#### Material supplied:
· · · ·

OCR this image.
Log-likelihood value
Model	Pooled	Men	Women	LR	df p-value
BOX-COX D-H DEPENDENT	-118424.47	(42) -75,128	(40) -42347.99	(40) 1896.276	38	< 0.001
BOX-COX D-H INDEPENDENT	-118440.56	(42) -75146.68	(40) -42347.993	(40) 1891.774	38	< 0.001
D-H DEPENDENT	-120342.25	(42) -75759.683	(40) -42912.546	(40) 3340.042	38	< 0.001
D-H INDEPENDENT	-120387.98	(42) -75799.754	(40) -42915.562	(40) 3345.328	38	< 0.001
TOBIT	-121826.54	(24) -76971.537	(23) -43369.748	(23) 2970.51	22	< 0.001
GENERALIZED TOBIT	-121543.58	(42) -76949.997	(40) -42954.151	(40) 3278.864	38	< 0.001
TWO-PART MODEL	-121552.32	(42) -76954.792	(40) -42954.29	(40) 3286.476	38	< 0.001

· · · ·

#### Work required:
Reproduce the material verbatim, line by line.

#### The completed task:
OCR this image.
Log-likelihood value
Model	Pooled	Men	Women	LR	df p-value
BOX-COX D-H DEPENDENT	-118424.47	(42) -75,128	(40) -42347.99	(40) 1896.276	38	< 0.001
BOX-COX D-H INDEPENDENT	-118440.56	(42) -75146.68	(40) -42347.993	(40) 1891.774	38	< 0.001
D-H DEPENDENT	-120342.25	(42) -75759.683	(40) -42912.546	(40) 3340.042	38	< 0.001
D-H INDEPENDENT	-120387.98	(42) -75799.754	(40) -42915.562	(40) 3345.328	38	< 0.001
TOBIT	-121826.54	(24) -76971.537	(23) -43369.748	(23) 2970.51	22	< 0.001
GENERALIZED TOBIT	-121543.58	(42) -76949.997	(40) -42954.151	(40) 3278.864	38	< 0.001
TWO-PART MODEL	-121552.32	(42) -76954.792	(40) -42954.29	(40) 3286.476	38	< 0.001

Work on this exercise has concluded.